**What you are asked to do**. Your task is to tally the lines of the listing containing the word "instrument" and report the figure alone.

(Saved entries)
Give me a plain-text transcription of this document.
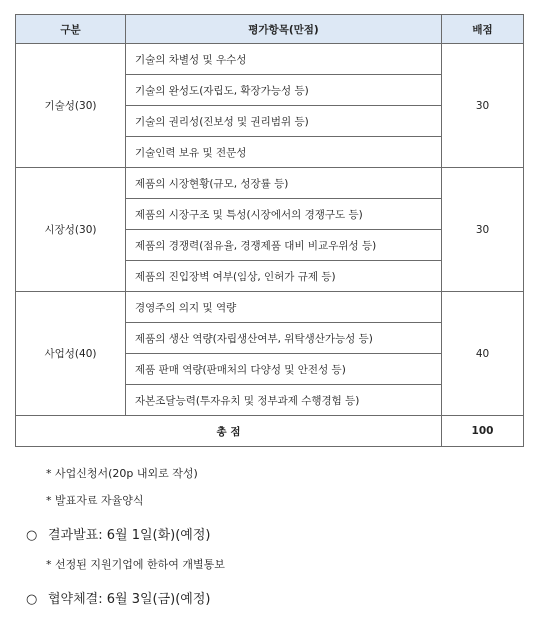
구분	평가항목(만점)	배점
기술성(30)	기술의 차별성 및 우수성	30
	기술의 완성도(자립도, 확장가능성 등)	
	기술의 권리성(진보성 및 권리범위 등)	
	기술인력 보유 및 전문성	
시장성(30)	제품의 시장현황(규모, 성장률 등)	30
	제품의 시장구조 및 특성(시장에서의 경쟁구도 등)	
	제품의 경쟁력(점유율, 경쟁제품 대비 비교우위성 등)	
	제품의 진입장벽 여부(임상, 인허가 규제 등)	
사업성(40)	경영주의 의지 및 역량	40
	제품의 생산 역량(자립생산여부, 위탁생산가능성 등)	
	제품 판매 역량(판매처의 다양성 및 안전성 등)	
	자본조달능력(투자유치 및 정부과제 수행경험 등)	
총 점		100
* 사업신청서(20p 내외로 작성)
* 발표자료 자율양식
○ 결과발표: 6월 1일(화)(예정)
* 선정된 지원기업에 한하여 개별통보
○ 협약체결: 6월 3일(금)(예정)
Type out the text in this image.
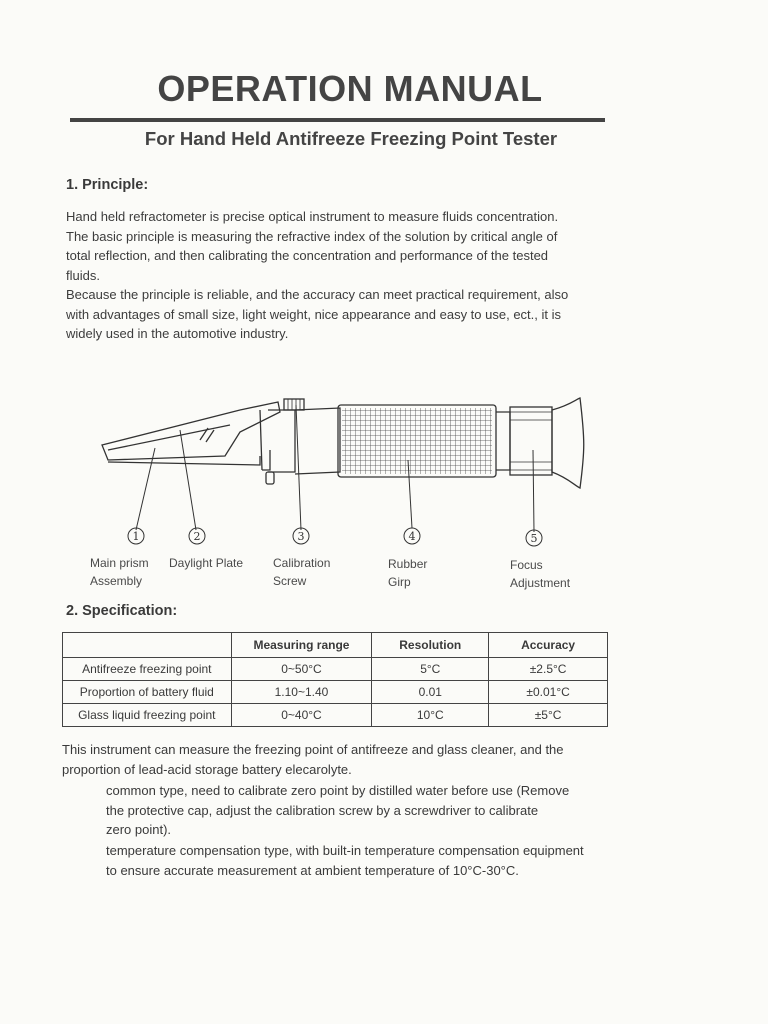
OPERATION MANUAL
For Hand Held Antifreeze Freezing Point Tester
1. Principle:

Hand held refractometer is precise optical instrument to measure fluids concentration.

The basic principle is measuring the refractive index of the solution by critical angle of

total reflection, and then calibrating the concentration and performance of the tested

fluids.

Because the principle is reliable, and the accuracy can meet practical requirement, also

with advantages of small size, light weight, nice appearance and easy to use, ect., it is

widely used in the automotive industry.

1	2	3	4	5
Main prism
Assembly
Daylight Plate Calibration
Screw
Rubber
Girp
Focus
Adjustment
2. Specification:
	Measuring range	Resolution	Accuracy
Antifreeze freezing point	0~50°C	5°C	±2.5°C
Proportion of battery fluid	1.10~1.40	0.01	±0.01°C
Glass liquid freezing point	0~40°C	10°C	±5°C

This instrument can measure the freezing point of antifreeze and glass cleaner, and the

proportion of lead-acid storage battery elecarolyte.

common type, need to calibrate zero point by distilled water before use (Remove

the protective cap, adjust the calibration screw by a screwdriver to calibrate

zero point).

temperature compensation type, with built-in temperature compensation equipment

to ensure accurate measurement at ambient temperature of 10°C-30°C.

**Answer to the problem**. 2